◆ Quoted passage ◆
She was consistently unreliable from the beginning! She was okay though. I had a good working relationship with her. She was one of these people that if you could get her to the set and in some kind of conscious condition, she was magnetic in front of the camera. You’d turn the camera on her and she had a magnetism. She wasn’t a great actress but she was very charismatic. She did well for us in that film and then she disappeared for a few years, then resurfaced later in the mid 1980s. When she came back, I put her in a little film that Ed De Priest distributed called The Erotic World of Linda Wong. That film had a whole host of problems that I don’t want to get into.
That was about eight years after ‘China de Sade.’ Linda was taking a lot of drugs by then. She died shortly after that.
Did you shoot more than one film simultaneously?
Yes, it was the best way to save money. Back in the mid 1970s, we’d shoot films at least two at a time. We shot another film at the same time as ‘China de Sade’ called The Final Sin, which also starred Linda Wong. We ended up selling it to Dave Darby outright in New York. It was later released on video, and credited to Cecil Howard, though he had nothing to do with it.
So your deal with Darby was different, in that you didn’t just sell him a print as you were doing with other films?
That’s right. But the concept of making films just to sell prints to different territories in the United States was short-lived for Arthur and I. Other people kept on doing it, but we saw that the industry was changing and developing in such a way that made it more like the mainstream film business.
It became more profitable to sell a film outright, so when we sold ‘The Final Sin’ to Dave Darby, we sold him the negative and the whole thing, lock, stock and barrel. He blew it up and distributed it himself. He could make his own prints for different territories. That’s the way it worked. The days of the salesman, basically carrying a suitcase full of films around the country, were finished for us.

◆ Input records ◆
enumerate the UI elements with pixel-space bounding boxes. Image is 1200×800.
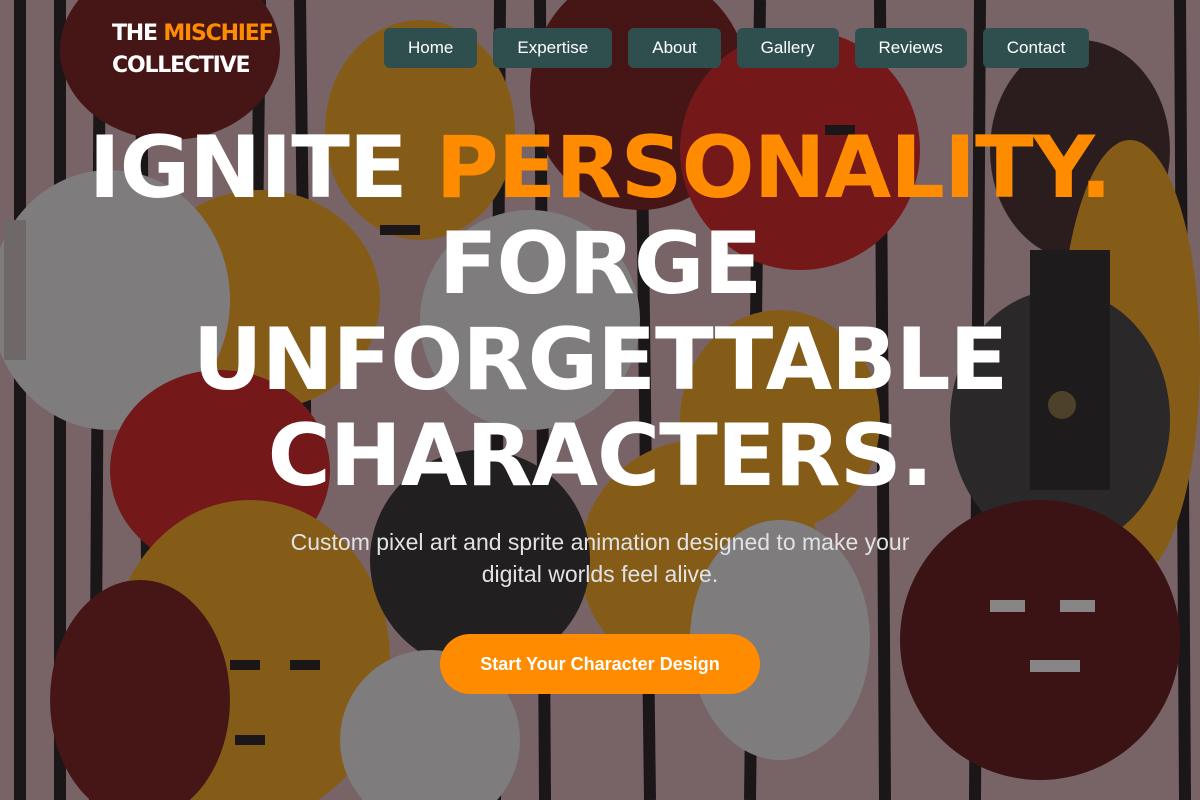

---

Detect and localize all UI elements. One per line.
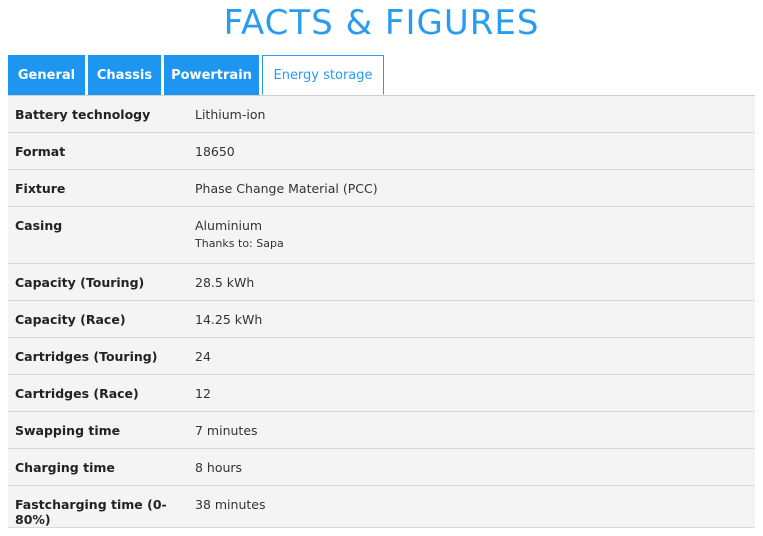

...

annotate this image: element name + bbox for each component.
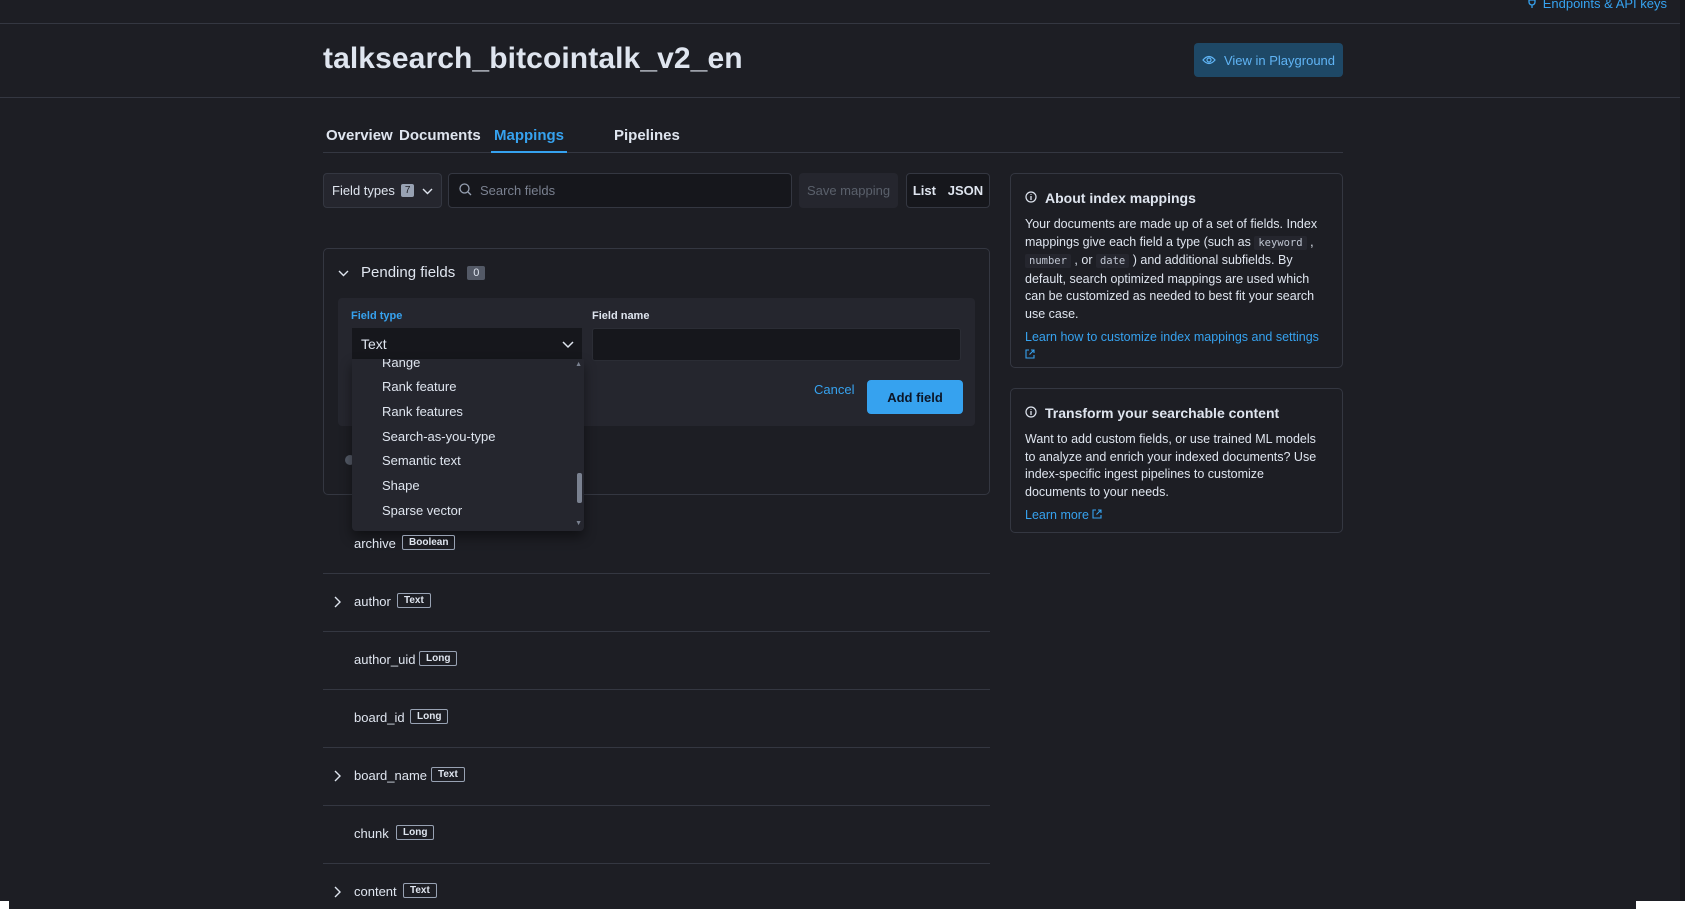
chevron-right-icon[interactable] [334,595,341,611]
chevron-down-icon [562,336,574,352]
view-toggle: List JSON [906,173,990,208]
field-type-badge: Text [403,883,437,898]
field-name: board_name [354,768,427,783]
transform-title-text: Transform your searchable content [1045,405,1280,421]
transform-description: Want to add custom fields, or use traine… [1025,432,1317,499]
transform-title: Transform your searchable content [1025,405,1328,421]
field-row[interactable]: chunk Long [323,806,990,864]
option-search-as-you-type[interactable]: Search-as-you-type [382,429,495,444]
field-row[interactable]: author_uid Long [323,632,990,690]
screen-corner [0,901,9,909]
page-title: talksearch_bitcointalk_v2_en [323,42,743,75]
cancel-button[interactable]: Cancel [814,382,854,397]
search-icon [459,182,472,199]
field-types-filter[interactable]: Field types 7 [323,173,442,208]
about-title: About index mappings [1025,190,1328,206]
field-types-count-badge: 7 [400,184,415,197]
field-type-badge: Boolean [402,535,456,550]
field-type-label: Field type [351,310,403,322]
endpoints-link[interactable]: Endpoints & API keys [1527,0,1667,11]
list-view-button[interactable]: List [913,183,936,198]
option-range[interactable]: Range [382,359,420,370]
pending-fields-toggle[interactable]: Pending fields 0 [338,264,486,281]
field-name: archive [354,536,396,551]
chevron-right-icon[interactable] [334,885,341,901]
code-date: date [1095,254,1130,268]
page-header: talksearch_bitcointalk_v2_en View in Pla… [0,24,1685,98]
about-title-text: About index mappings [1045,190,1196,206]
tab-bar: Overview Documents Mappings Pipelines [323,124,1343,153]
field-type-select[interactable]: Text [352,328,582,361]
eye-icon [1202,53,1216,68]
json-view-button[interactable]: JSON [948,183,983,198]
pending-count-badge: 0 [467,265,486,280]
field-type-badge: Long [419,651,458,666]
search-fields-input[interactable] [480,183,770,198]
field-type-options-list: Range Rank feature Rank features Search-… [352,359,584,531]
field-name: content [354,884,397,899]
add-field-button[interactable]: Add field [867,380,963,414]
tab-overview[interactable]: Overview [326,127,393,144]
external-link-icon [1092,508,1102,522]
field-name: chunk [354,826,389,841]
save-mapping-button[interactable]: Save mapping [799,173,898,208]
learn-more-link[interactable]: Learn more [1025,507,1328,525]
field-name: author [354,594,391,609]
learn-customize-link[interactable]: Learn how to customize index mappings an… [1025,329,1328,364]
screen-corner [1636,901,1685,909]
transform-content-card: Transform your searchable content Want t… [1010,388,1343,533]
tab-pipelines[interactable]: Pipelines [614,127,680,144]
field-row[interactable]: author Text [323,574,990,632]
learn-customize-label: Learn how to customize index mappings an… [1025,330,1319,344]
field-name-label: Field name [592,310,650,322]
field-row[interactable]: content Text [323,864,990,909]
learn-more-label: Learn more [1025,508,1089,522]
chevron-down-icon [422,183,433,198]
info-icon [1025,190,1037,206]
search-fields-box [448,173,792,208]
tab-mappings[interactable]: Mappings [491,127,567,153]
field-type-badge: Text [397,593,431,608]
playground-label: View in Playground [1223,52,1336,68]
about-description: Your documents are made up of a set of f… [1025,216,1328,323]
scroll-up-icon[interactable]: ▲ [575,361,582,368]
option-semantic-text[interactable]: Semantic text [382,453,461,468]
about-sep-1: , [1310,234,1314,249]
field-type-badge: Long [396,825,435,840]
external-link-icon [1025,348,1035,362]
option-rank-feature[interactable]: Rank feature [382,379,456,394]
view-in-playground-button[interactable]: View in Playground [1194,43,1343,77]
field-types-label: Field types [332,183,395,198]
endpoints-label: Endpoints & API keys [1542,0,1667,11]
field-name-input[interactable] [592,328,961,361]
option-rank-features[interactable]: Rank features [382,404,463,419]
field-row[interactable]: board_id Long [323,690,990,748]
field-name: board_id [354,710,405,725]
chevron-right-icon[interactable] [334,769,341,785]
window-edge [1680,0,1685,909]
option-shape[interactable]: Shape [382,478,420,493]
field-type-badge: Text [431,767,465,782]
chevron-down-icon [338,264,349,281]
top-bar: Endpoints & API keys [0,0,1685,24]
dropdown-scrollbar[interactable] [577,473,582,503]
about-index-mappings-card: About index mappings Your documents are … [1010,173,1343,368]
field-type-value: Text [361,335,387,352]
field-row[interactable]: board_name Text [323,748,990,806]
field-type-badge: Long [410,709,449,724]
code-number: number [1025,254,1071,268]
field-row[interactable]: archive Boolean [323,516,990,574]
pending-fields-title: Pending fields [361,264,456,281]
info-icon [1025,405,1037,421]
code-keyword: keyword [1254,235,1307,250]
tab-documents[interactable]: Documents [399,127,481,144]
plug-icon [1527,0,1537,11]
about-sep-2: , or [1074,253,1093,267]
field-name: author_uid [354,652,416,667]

◆ List of tasks ◆
1. In the interview excerpt, to whom was "The Final Sin" sold outright?
2. From the records, copy word for word the lines from the one with "annotate this image: element" up to and including the one with "about-title: About index", skipping the picture.

◆ Answers below ◆
1. Dave Darby, in New York.

2.
annotate this image: element name + bbox for each component.
chevron-right-icon[interactable] [334,595,341,611]
chevron-down-icon [562,336,574,352]
view-toggle: List JSON [906,173,990,208]
field-type-badge: Text [403,883,437,898]
field-name: board_name [354,768,427,783]
transform-title-text: Transform your searchable content [1045,405,1280,421]
transform-description: Want to add custom fields, or use traine… [1025,432,1317,499]
transform-title: Transform your searchable content [1025,405,1328,421]
field-row[interactable]: chunk Long [323,806,990,864]
option-search-as-you-type[interactable]: Search-as-you-type [382,429,495,444]
field-row[interactable]: author_uid Long [323,632,990,690]
screen-corner [0,901,9,909]
page-title: talksearch_bitcointalk_v2_en [323,42,743,75]
cancel-button[interactable]: Cancel [814,382,854,397]
search-icon [459,182,472,199]
field-types-filter[interactable]: Field types 7 [323,173,442,208]
about-title: About index mappings [1025,190,1328,206]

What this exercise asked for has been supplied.